In 1971, a novel set off a frenzy that soon inspired a film — and then a firestorm.
In The Exorcist, William Peter Blatty told the spine-chilling story of a little girl named Regan MacNeil, the daughter of a Hollywood star shooting a film in the Georgetown neighborhood of Washington, D.C. Funny things start happening in the MacNeils' rented house: They hear noises in the wall, and Regan starts speaking in a growl, levitating, turning her head 360 degrees and spitting up green slime. Then, Regan's bedroom gets as chilly as a frozen foods case and her bed starts flying around.
Readers were drawn to the novel's profane subject matter, making it a best-seller. When the book's film adaptation came out two years later, fans waited in lines that stretched around city blocks to catch the first screenings; some even tried using battering rams to force their way into theaters.
Forty years later, Blatty has revised and polished his landmark novel, even adding a whole new character. The result is a 40th-anniversary edition that's just as terrifying as the original.
'A Blessing From Above'
Blatty tells NPR's Scott Simon that before he started writing The Exorcist, he'd been working as a comic novelist, and screenplay writer for comedian Peter Sellers. Then, in the summer of 1969, the comedy job market dried up.
"I said, 'What am I going to do?' " Blatty remembers. " 'There is this novel I have been thinking about writing since my junior year at [Georgetown University] and what else have I got to do now? I'll do it.' "
Blatty spent the next nine months working on the novel. About three weeks before it was finished, he received a lucrative offer to adapt it for the big screen.
"I raced through the ending of the novel and that's it. I had no time to do another draft. It was my first draft. Now, you know, I virtually prayed for a chance to do it again and then along comes [HarperCollins], and on the 40th [anniversary] I'm still around," he says. "I thought it was like a blessing from above."

────────────────

__Task brief__: Return the passage of the article about The Exorcist from "Readers were drawn" up to and including "as the original.", copied word for word. The items that come next are drawn from a separate source.

__Records provided__:
────────────────

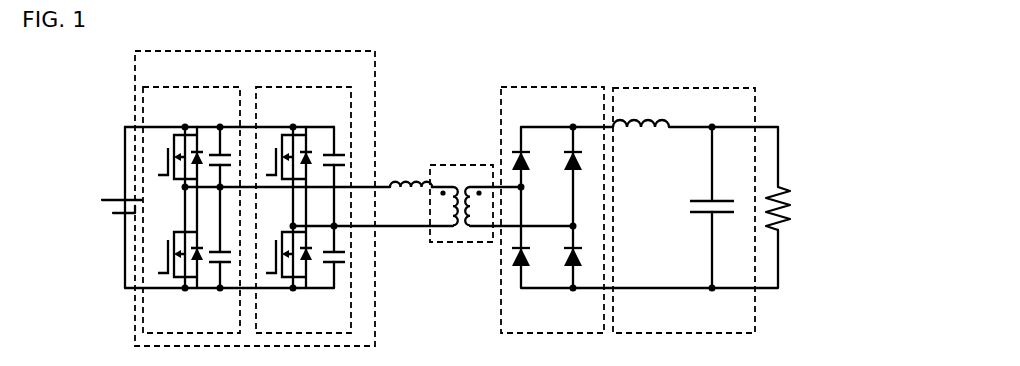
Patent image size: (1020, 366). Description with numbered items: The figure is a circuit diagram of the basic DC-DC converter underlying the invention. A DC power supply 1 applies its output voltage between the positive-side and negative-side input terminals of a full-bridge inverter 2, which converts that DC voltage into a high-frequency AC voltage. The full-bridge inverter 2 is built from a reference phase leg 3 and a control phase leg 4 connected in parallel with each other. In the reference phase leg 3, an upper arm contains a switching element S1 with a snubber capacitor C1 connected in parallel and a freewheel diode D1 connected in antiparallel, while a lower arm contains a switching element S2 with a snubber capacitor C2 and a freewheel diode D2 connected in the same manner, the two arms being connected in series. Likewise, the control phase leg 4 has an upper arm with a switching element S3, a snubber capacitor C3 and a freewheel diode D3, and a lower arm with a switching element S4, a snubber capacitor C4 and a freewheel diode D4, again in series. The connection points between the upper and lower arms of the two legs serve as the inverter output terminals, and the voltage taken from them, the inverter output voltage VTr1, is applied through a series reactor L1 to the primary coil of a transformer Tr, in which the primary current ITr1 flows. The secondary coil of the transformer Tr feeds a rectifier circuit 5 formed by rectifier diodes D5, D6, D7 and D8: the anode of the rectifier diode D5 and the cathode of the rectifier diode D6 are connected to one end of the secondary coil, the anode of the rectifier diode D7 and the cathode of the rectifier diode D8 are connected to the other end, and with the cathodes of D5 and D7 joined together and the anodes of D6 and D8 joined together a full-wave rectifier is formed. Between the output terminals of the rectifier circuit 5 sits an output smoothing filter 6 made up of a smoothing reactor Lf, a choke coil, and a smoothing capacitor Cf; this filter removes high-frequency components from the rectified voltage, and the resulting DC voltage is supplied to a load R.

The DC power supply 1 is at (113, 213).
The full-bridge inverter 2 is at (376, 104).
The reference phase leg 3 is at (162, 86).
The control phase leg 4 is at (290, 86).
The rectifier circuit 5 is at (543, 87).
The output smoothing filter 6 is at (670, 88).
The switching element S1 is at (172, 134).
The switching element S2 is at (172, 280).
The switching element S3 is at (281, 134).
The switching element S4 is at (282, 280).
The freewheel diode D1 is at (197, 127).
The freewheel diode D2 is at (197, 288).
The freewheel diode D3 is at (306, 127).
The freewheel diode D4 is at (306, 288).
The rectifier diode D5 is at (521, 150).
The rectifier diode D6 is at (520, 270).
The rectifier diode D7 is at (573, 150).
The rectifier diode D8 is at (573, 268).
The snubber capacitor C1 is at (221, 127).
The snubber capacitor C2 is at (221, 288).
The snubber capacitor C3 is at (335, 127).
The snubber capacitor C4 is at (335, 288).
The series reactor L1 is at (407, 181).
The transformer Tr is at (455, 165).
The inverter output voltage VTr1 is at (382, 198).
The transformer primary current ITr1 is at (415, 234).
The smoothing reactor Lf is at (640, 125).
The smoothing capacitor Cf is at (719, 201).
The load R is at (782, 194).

────────────────

__Response below__:
Readers were drawn to the novel's profane subject matter, making it a best-seller. When the book's film adaptation came out two years later, fans waited in lines that stretched around city blocks to catch the first screenings; some even tried using battering rams to force their way into theaters.
Forty years later, Blatty has revised and polished his landmark novel, even adding a whole new character. The result is a 40th-anniversary edition that's just as terrifying as the original.